Sim, conseguimos muitas vitorias. Sim, temos mais visibilidade hoje do que em muito tempo. Mas a nossa ascensão, vitória, sucesso, beleza, ainda não são vistos com naturalidade. NÓS ainda não somos vistos com naturalidade quando estamos fora de um comportamento que corresponda ao imaginário CRIADO para nós. Ainda somos vítimas de padrões aos quais muitos de nós se esforçam para alcançar pelos mais diversos motivos, e cada um deles não poderá ser comparado com um motivo “branco” em hipótese alguma porque não estamos em pé de igualdade nessas relações.
Falo muito da invisibilidade do sujeito negro e tanto no filme quanto no documentário vemos os danos causados por essa invisibilidade. Aí você pode me perguntar, “mas Tatiana, como você fala de invisibilidade em relação a um sujeito que é conhecido por ‘reger multidões’?” E eu explico.
ESSE FOI JUSTAMENTE O PROBLEMA.
Ele ousou se tornar visível... demais! Enquanto ele cantava sob a tutela dos brancos (que diga-se de passagem, tudo aconteceu! O país mudou, vivemos a esperança de um mundo novo, voltamos a loucura que já foi um dia, e essas pessoas continuam ali, na sua bolha, muito bem protegidas por elas mesmas numa solidariedade de manutenção de poder inigualável, e por uma história contada por elas pela ótica delas), estava tudo bem. Era o negro pitoresco, que dizia coisas que ninguém esperava, mas que todos achavam muito espirituoso.
Enquanto ele estava ali, mas, de alguma forma, em algum nível, representando o papel que se esperava dele dentro de um estereótipo criado para nos aprisionar, estava tudo bem. Mesmo que ele tivesse 3 mercedes e o “coitado” do Roberto Carlos tivesse apenas uma. Era abuso, mas ele não oferecia perigo. O problema foi quando ele ficou tão grande e tão ousado que começou a fugir do alcance do controle desses que o “descobriram”, que lhe abriram portas. E de um sistema racista, opressor, que naquele momento se apresentava de forma terrivelmente polarizada por uma direita militar e uma esquerda comunista, mas que não justifica o massacre efetuado sobre aquele homem negro. Sim, porque podemos ser incríveis, desde que estejamos “sob a tutela de", “agradecendo à", respeitando a ordem dos que “nos abriram portas”, mas que também lucraram muito conosco.
Como ousamos reger um coro de 30 mil pessoas quando shows de estádios ainda nem tinham sido criados??? Como ousamos montar uma produtora para cuidar de nossa carreira quando isso ainda nem havia sido pensado pelos artistas? Como ousamos criar uma mascote associado a nós dando o ponta pé na ideia de marketing pessoal que eles, os ideologicamente brancos, ainda não haviam criado? E isso sem levantar bandeira, sem fazer discurso direto.

§ O que fazer: Passe para o inglês esta frase do texto sobre a invisibilidade do sujeito negro: “Mas a nossa ascensão, vitória, sucesso, beleza, ainda não são vistos com naturalidade.” Os itens não têm nada a ver com o texto.

Dados coletados
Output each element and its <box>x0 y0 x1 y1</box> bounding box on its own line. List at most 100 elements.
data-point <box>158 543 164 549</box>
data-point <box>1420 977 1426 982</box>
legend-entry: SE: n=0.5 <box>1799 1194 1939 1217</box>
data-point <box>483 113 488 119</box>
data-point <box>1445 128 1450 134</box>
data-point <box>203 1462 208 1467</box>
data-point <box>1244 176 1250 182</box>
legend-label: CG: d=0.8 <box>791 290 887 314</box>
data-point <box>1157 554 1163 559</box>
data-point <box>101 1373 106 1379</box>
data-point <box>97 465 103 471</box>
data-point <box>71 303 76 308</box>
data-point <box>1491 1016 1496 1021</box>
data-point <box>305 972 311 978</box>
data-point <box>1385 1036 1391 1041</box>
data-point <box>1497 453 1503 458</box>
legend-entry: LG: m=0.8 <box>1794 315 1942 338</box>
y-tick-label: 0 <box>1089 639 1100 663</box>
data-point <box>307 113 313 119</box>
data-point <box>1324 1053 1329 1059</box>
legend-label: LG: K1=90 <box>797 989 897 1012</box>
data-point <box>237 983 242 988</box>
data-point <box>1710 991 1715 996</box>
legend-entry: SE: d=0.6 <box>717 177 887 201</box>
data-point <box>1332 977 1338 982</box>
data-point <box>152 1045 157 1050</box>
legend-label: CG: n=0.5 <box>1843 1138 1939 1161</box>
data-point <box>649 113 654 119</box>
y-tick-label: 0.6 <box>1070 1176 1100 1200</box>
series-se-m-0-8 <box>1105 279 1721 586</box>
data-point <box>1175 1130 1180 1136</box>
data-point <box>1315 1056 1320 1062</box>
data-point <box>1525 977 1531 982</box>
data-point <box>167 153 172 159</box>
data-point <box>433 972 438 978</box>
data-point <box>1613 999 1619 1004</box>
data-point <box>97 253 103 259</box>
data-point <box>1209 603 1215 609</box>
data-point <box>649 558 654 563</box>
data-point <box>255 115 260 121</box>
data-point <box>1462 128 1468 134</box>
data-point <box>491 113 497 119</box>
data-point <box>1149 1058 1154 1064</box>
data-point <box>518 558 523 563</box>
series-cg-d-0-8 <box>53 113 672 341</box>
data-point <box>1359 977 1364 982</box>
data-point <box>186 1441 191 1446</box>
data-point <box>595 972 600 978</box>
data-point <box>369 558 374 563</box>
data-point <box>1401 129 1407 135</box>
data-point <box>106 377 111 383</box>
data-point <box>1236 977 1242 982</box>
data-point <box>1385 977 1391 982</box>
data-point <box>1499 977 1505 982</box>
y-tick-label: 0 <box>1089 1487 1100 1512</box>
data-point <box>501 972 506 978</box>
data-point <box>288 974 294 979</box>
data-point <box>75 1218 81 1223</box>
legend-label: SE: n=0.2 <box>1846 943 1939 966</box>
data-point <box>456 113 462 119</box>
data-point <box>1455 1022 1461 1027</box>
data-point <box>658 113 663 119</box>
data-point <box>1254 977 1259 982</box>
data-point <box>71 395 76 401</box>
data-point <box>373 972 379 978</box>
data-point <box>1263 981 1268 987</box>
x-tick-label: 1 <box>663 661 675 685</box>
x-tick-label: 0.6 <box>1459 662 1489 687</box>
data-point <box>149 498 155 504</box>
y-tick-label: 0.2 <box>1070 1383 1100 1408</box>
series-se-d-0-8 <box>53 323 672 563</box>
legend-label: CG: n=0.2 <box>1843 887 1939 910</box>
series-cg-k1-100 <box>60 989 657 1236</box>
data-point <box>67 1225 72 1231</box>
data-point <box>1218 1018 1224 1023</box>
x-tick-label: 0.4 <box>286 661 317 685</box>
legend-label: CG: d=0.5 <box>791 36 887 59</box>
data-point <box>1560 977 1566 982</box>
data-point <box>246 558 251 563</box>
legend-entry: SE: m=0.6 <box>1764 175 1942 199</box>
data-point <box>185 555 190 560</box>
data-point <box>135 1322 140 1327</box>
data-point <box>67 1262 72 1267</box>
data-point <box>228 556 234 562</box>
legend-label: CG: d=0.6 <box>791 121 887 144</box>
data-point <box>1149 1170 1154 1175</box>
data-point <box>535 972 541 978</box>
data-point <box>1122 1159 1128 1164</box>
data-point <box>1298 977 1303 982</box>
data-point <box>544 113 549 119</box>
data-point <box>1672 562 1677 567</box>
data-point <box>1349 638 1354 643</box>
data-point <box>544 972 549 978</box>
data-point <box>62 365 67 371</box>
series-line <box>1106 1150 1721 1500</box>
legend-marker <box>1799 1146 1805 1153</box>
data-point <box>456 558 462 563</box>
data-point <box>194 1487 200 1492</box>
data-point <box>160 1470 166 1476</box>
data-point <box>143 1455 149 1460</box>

§ Resposta: But our rise, victory, success, beauty are still not seen as natural.